▼
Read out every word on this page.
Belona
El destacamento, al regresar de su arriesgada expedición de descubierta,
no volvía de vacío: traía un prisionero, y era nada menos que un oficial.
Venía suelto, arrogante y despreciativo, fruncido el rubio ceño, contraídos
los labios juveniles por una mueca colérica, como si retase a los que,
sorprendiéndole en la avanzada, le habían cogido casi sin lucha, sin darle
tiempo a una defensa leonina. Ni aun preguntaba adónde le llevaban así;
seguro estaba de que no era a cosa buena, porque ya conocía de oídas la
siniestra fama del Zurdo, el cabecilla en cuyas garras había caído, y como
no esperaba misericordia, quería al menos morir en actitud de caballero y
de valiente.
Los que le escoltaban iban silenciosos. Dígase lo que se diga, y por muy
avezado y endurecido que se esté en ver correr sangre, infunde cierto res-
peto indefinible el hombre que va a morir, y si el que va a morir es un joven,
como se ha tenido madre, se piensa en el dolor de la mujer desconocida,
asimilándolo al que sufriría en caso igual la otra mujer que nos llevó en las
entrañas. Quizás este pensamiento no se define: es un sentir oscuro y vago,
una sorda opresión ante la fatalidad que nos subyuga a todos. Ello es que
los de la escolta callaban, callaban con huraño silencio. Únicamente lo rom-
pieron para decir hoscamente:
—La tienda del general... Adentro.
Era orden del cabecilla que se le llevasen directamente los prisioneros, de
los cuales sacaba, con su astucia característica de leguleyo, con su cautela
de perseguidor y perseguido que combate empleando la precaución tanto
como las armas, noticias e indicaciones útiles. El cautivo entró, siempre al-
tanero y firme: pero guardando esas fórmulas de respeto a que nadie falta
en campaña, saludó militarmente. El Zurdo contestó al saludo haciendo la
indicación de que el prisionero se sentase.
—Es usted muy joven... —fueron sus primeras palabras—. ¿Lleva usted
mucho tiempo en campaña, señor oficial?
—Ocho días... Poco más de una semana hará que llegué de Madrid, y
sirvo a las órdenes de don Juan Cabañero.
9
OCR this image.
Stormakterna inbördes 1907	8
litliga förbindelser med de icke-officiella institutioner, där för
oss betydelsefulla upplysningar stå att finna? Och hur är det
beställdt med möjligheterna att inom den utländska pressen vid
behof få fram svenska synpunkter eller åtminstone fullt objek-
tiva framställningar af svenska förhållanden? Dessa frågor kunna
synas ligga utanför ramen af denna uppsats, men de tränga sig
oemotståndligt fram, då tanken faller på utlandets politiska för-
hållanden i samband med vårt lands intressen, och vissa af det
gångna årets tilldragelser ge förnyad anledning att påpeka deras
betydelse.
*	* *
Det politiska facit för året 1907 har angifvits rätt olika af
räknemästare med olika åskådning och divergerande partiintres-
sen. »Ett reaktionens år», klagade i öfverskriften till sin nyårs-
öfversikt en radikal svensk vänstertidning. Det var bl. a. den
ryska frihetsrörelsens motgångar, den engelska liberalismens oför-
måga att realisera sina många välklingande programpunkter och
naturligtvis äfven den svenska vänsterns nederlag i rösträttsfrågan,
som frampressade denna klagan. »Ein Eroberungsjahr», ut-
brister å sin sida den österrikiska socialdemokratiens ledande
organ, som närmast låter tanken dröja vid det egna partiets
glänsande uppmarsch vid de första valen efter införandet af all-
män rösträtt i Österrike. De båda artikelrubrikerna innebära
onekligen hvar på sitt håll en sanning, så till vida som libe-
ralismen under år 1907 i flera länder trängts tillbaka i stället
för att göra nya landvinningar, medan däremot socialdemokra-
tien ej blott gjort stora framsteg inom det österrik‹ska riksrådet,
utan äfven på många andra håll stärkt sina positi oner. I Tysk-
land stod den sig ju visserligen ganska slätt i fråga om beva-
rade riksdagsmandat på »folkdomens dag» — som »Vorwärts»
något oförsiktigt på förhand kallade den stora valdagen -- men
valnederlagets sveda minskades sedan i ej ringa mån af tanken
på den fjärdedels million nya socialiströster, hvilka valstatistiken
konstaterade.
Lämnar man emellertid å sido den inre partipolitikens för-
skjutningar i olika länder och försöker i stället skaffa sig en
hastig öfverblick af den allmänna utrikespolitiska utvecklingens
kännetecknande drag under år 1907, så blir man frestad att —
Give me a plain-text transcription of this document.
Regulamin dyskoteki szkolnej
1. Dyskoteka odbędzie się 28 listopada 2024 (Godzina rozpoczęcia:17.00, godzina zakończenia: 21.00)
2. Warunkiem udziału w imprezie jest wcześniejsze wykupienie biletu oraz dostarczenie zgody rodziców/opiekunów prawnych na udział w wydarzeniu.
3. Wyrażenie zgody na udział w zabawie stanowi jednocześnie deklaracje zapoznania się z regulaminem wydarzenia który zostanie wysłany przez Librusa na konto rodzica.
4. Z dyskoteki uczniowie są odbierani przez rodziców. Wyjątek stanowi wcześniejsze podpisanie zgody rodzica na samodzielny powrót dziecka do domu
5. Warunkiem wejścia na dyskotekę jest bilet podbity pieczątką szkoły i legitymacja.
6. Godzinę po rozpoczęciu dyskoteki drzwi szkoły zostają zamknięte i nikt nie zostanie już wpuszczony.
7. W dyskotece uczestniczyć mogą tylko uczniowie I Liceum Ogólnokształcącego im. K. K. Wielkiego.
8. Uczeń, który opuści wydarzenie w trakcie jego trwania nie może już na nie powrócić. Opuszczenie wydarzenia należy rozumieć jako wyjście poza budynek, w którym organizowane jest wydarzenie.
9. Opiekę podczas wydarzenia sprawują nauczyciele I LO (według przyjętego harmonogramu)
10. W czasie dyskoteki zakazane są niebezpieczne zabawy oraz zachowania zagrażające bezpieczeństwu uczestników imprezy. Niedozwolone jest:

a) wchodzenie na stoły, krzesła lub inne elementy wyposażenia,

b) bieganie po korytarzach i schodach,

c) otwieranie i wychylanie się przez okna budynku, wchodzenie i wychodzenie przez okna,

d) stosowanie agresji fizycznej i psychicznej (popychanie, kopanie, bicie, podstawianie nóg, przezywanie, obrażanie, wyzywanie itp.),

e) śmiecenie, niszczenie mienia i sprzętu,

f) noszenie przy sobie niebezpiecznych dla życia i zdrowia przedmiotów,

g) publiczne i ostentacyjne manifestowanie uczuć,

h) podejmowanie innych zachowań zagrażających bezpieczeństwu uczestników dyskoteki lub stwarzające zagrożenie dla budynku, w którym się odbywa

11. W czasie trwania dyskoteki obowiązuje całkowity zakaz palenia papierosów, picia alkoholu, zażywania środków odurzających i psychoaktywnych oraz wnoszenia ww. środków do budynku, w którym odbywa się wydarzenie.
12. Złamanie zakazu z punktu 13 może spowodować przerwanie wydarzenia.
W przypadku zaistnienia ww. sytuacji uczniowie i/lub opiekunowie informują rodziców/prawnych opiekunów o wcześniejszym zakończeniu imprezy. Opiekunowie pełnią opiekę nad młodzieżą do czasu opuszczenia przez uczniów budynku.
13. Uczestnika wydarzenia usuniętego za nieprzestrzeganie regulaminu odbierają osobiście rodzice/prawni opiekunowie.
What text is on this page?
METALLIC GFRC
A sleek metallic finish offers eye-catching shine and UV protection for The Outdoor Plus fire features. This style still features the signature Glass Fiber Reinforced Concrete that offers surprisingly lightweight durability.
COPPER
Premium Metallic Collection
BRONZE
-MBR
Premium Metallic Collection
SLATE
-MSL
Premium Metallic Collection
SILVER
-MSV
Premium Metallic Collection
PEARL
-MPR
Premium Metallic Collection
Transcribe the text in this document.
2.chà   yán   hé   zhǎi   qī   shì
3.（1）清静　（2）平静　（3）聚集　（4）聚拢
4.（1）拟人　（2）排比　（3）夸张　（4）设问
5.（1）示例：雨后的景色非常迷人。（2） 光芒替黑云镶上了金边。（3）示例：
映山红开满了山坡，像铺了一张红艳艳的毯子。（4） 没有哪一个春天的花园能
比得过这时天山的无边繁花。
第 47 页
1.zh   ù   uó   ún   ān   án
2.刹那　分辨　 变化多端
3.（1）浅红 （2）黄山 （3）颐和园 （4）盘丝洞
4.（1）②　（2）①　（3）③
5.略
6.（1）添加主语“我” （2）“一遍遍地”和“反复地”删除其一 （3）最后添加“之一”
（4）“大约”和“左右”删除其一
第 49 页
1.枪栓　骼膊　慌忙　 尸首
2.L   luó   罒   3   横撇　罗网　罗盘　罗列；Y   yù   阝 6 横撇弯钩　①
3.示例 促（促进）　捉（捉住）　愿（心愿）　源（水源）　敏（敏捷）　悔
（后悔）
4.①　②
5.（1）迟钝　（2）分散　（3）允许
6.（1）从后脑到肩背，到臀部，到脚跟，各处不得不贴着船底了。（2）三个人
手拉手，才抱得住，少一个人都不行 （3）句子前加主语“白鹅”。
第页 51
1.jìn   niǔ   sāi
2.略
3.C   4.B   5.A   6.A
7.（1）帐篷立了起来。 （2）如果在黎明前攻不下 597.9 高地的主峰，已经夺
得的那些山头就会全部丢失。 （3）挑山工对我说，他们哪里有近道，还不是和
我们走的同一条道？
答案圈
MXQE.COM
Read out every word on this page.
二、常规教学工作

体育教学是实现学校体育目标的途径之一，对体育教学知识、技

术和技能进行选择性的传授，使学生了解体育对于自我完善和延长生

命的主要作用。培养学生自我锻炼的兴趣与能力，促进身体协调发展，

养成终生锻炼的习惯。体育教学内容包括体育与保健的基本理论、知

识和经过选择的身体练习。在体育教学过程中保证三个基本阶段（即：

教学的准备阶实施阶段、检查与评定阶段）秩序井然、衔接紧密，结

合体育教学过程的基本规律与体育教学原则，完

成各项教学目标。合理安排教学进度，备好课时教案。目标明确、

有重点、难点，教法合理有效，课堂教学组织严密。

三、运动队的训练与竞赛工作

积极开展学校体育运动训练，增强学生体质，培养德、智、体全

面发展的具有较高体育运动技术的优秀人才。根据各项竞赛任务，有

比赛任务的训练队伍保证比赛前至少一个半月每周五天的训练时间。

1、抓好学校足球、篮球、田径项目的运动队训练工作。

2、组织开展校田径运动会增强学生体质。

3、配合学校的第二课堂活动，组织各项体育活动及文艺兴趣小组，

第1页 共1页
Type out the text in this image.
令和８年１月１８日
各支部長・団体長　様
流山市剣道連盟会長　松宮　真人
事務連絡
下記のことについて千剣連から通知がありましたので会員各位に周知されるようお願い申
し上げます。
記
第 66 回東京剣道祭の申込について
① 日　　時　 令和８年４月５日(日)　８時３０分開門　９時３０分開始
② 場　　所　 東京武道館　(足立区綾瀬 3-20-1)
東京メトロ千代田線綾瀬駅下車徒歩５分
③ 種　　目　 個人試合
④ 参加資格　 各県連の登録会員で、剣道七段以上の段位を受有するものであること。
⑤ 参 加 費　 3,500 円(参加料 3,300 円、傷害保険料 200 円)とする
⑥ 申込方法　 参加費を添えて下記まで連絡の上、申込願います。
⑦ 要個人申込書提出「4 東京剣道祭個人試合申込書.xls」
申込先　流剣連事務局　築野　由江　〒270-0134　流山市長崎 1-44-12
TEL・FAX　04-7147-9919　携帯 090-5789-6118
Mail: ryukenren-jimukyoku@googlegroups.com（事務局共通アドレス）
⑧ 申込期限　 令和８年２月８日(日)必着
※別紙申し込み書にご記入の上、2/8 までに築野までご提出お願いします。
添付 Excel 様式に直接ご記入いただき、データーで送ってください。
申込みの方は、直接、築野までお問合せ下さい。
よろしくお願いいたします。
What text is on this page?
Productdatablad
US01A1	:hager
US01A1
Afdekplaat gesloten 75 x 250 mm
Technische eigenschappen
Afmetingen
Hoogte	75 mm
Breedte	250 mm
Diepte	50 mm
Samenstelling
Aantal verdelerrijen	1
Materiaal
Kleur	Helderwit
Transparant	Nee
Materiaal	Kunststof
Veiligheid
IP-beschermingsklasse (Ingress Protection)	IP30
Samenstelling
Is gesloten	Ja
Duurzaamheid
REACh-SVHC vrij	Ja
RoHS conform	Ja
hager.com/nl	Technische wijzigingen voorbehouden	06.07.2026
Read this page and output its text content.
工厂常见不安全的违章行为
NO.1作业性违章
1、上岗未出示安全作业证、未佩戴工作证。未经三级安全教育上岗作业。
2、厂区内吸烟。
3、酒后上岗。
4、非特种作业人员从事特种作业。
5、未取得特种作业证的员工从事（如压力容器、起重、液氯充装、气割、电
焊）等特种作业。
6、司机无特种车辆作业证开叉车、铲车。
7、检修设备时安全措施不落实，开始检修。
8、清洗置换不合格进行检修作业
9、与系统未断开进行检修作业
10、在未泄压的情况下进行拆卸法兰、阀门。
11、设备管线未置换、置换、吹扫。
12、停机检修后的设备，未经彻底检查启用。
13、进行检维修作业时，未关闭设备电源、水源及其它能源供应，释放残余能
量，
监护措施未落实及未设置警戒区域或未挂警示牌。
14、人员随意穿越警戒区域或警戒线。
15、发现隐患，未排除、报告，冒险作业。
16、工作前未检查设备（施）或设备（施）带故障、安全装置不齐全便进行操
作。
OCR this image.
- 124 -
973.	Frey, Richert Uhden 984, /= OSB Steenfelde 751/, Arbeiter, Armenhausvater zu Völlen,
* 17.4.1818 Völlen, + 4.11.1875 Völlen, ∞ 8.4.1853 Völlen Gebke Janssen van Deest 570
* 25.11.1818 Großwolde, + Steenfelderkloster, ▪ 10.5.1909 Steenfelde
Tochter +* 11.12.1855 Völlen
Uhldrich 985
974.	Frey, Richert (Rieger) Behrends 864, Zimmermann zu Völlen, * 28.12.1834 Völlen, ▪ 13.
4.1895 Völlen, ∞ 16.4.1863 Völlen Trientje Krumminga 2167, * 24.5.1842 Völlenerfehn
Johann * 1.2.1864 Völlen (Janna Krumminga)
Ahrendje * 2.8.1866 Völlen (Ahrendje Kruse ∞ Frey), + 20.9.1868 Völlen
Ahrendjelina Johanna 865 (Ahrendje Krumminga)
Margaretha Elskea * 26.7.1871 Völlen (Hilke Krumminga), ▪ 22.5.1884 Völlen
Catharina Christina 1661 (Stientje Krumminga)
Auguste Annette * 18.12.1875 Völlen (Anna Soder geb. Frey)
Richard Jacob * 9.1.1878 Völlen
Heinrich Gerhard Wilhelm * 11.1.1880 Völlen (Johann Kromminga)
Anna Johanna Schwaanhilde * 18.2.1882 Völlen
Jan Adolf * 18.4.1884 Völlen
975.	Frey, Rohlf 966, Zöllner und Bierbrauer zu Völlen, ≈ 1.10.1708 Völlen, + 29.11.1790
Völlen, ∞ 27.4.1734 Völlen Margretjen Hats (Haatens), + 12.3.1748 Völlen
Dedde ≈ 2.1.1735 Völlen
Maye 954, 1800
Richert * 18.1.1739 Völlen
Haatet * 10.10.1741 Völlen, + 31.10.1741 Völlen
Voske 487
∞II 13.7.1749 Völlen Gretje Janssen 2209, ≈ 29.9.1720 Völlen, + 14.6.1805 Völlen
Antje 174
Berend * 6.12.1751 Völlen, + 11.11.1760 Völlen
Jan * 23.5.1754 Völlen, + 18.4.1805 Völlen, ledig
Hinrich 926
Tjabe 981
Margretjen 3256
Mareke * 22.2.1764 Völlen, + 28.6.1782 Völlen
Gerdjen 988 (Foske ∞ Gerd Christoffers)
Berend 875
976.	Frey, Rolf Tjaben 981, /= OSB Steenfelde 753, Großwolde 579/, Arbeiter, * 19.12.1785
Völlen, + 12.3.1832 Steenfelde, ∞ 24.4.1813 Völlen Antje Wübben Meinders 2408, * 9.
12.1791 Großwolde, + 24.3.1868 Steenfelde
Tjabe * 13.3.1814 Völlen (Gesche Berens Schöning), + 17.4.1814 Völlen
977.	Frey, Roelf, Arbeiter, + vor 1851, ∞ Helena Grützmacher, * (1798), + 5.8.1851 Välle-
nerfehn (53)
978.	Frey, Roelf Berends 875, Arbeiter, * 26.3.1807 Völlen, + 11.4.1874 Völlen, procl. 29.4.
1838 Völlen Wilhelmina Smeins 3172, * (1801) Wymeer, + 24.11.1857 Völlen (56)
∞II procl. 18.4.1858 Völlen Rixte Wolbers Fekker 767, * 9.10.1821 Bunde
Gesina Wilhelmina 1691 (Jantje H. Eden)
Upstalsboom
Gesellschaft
▲
◆ **Request**
Locate the lines above that contain "wchodzenie" and copy them.

◆ **Final result**
a) wchodzenie na stoły, krzesła lub inne elementy wyposażenia,
c) otwieranie i wychylanie się przez okna budynku, wchodzenie i wychodzenie przez okna,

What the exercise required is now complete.